▶ PROMPT:
Nothing in the records may be left out or altered; reproduce them all exactly.

▶ SOURCE MATERIAL:
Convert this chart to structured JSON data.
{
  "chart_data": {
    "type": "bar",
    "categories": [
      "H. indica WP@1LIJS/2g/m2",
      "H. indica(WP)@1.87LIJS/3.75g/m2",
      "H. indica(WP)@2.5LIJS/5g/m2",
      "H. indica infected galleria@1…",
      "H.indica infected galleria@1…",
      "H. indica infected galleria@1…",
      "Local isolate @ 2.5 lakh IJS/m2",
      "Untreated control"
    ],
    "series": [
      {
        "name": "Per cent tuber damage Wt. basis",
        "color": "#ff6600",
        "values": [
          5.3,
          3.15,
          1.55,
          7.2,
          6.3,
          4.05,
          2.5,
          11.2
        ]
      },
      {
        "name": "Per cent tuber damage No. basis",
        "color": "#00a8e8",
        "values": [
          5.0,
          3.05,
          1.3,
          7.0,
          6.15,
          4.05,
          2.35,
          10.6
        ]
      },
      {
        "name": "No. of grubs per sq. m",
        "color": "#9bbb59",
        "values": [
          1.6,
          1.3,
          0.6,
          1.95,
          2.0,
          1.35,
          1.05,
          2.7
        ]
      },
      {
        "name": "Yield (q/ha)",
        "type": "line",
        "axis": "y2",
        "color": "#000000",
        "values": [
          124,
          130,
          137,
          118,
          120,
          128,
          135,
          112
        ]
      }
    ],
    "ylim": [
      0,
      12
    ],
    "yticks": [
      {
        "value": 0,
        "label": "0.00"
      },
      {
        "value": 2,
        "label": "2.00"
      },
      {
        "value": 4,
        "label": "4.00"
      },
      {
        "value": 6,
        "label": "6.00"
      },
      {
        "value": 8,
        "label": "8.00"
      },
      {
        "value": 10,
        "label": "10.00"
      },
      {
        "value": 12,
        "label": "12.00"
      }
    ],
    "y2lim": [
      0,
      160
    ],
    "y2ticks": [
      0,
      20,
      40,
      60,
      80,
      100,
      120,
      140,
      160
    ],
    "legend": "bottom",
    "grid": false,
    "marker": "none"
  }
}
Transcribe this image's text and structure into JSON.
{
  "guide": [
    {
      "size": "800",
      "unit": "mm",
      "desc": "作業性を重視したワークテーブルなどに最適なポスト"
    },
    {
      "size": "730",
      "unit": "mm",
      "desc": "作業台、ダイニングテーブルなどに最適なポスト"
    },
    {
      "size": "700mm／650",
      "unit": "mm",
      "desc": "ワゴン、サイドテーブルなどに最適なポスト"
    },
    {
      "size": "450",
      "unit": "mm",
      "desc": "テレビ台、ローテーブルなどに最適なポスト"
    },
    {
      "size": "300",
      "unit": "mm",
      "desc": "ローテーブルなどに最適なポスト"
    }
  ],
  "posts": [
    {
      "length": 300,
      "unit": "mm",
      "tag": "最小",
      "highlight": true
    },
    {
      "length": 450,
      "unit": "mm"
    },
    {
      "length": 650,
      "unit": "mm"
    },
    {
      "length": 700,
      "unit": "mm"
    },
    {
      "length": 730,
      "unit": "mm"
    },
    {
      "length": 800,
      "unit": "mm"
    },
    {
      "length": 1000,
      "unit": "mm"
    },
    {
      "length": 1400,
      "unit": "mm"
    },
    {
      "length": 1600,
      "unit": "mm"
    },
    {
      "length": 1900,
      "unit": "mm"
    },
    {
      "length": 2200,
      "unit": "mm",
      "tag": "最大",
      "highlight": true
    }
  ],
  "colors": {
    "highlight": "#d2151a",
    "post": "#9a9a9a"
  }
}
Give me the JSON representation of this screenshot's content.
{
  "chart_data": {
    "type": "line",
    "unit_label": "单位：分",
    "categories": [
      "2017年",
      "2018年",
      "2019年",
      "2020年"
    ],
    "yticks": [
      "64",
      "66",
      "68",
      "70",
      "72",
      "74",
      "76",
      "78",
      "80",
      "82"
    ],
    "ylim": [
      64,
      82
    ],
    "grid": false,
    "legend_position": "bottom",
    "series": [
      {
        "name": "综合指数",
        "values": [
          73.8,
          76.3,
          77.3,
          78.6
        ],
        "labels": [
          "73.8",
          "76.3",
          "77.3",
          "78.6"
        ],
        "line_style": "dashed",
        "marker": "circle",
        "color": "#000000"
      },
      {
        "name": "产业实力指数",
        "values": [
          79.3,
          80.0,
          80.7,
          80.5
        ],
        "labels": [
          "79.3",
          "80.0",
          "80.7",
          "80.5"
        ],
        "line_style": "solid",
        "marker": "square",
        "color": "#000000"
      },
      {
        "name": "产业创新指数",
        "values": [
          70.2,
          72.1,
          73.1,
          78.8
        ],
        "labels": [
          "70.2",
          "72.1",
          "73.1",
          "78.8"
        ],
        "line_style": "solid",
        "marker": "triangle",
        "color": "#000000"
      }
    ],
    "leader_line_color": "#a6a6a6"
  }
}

▶ THE RESPONSE:
Convert this chart to structured JSON data.
{
  "chart_data": {
    "type": "bar",
    "categories": [
      "H. indica WP@1LIJS/2g/m2",
      "H. indica(WP)@1.87LIJS/3.75g/m2",
      "H. indica(WP)@2.5LIJS/5g/m2",
      "H. indica infected galleria@1…",
      "H.indica infected galleria@1…",
      "H. indica infected galleria@1…",
      "Local isolate @ 2.5 lakh IJS/m2",
      "Untreated control"
    ],
    "series": [
      {
        "name": "Per cent tuber damage Wt. basis",
        "color": "#ff6600",
        "values": [
          5.3,
          3.15,
          1.55,
          7.2,
          6.3,
          4.05,
          2.5,
          11.2
        ]
      },
      {
        "name": "Per cent tuber damage No. basis",
        "color": "#00a8e8",
        "values": [
          5.0,
          3.05,
          1.3,
          7.0,
          6.15,
          4.05,
          2.35,
          10.6
        ]
      },
      {
        "name": "No. of grubs per sq. m",
        "color": "#9bbb59",
        "values": [
          1.6,
          1.3,
          0.6,
          1.95,
          2.0,
          1.35,
          1.05,
          2.7
        ]
      },
      {
        "name": "Yield (q/ha)",
        "type": "line",
        "axis": "y2",
        "color": "#000000",
        "values": [
          124,
          130,
          137,
          118,
          120,
          128,
          135,
          112
        ]
      }
    ],
    "ylim": [
      0,
      12
    ],
    "yticks": [
      {
        "value": 0,
        "label": "0.00"
      },
      {
        "value": 2,
        "label": "2.00"
      },
      {
        "value": 4,
        "label": "4.00"
      },
      {
        "value": 6,
        "label": "6.00"
      },
      {
        "value": 8,
        "label": "8.00"
      },
      {
        "value": 10,
        "label": "10.00"
      },
      {
        "value": 12,
        "label": "12.00"
      }
    ],
    "y2lim": [
      0,
      160
    ],
    "y2ticks": [
      0,
      20,
      40,
      60,
      80,
      100,
      120,
      140,
      160
    ],
    "legend": "bottom",
    "grid": false,
    "marker": "none"
  }
}
Transcribe this image's text and structure into JSON.
{
  "guide": [
    {
      "size": "800",
      "unit": "mm",
      "desc": "作業性を重視したワークテーブルなどに最適なポスト"
    },
    {
      "size": "730",
      "unit": "mm",
      "desc": "作業台、ダイニングテーブルなどに最適なポスト"
    },
    {
      "size": "700mm／650",
      "unit": "mm",
      "desc": "ワゴン、サイドテーブルなどに最適なポスト"
    },
    {
      "size": "450",
      "unit": "mm",
      "desc": "テレビ台、ローテーブルなどに最適なポスト"
    },
    {
      "size": "300",
      "unit": "mm",
      "desc": "ローテーブルなどに最適なポスト"
    }
  ],
  "posts": [
    {
      "length": 300,
      "unit": "mm",
      "tag": "最小",
      "highlight": true
    },
    {
      "length": 450,
      "unit": "mm"
    },
    {
      "length": 650,
      "unit": "mm"
    },
    {
      "length": 700,
      "unit": "mm"
    },
    {
      "length": 730,
      "unit": "mm"
    },
    {
      "length": 800,
      "unit": "mm"
    },
    {
      "length": 1000,
      "unit": "mm"
    },
    {
      "length": 1400,
      "unit": "mm"
    },
    {
      "length": 1600,
      "unit": "mm"
    },
    {
      "length": 1900,
      "unit": "mm"
    },
    {
      "length": 2200,
      "unit": "mm",
      "tag": "最大",
      "highlight": true
    }
  ],
  "colors": {
    "highlight": "#d2151a",
    "post": "#9a9a9a"
  }
}
Give me the JSON representation of this screenshot's content.
{
  "chart_data": {
    "type": "line",
    "unit_label": "单位：分",
    "categories": [
      "2017年",
      "2018年",
      "2019年",
      "2020年"
    ],
    "yticks": [
      "64",
      "66",
      "68",
      "70",
      "72",
      "74",
      "76",
      "78",
      "80",
      "82"
    ],
    "ylim": [
      64,
      82
    ],
    "grid": false,
    "legend_position": "bottom",
    "series": [
      {
        "name": "综合指数",
        "values": [
          73.8,
          76.3,
          77.3,
          78.6
        ],
        "labels": [
          "73.8",
          "76.3",
          "77.3",
          "78.6"
        ],
        "line_style": "dashed",
        "marker": "circle",
        "color": "#000000"
      },
      {
        "name": "产业实力指数",
        "values": [
          79.3,
          80.0,
          80.7,
          80.5
        ],
        "labels": [
          "79.3",
          "80.0",
          "80.7",
          "80.5"
        ],
        "line_style": "solid",
        "marker": "square",
        "color": "#000000"
      },
      {
        "name": "产业创新指数",
        "values": [
          70.2,
          72.1,
          73.1,
          78.8
        ],
        "labels": [
          "70.2",
          "72.1",
          "73.1",
          "78.8"
        ],
        "line_style": "solid",
        "marker": "triangle",
        "color": "#000000"
      }
    ],
    "leader_line_color": "#a6a6a6"
  }
}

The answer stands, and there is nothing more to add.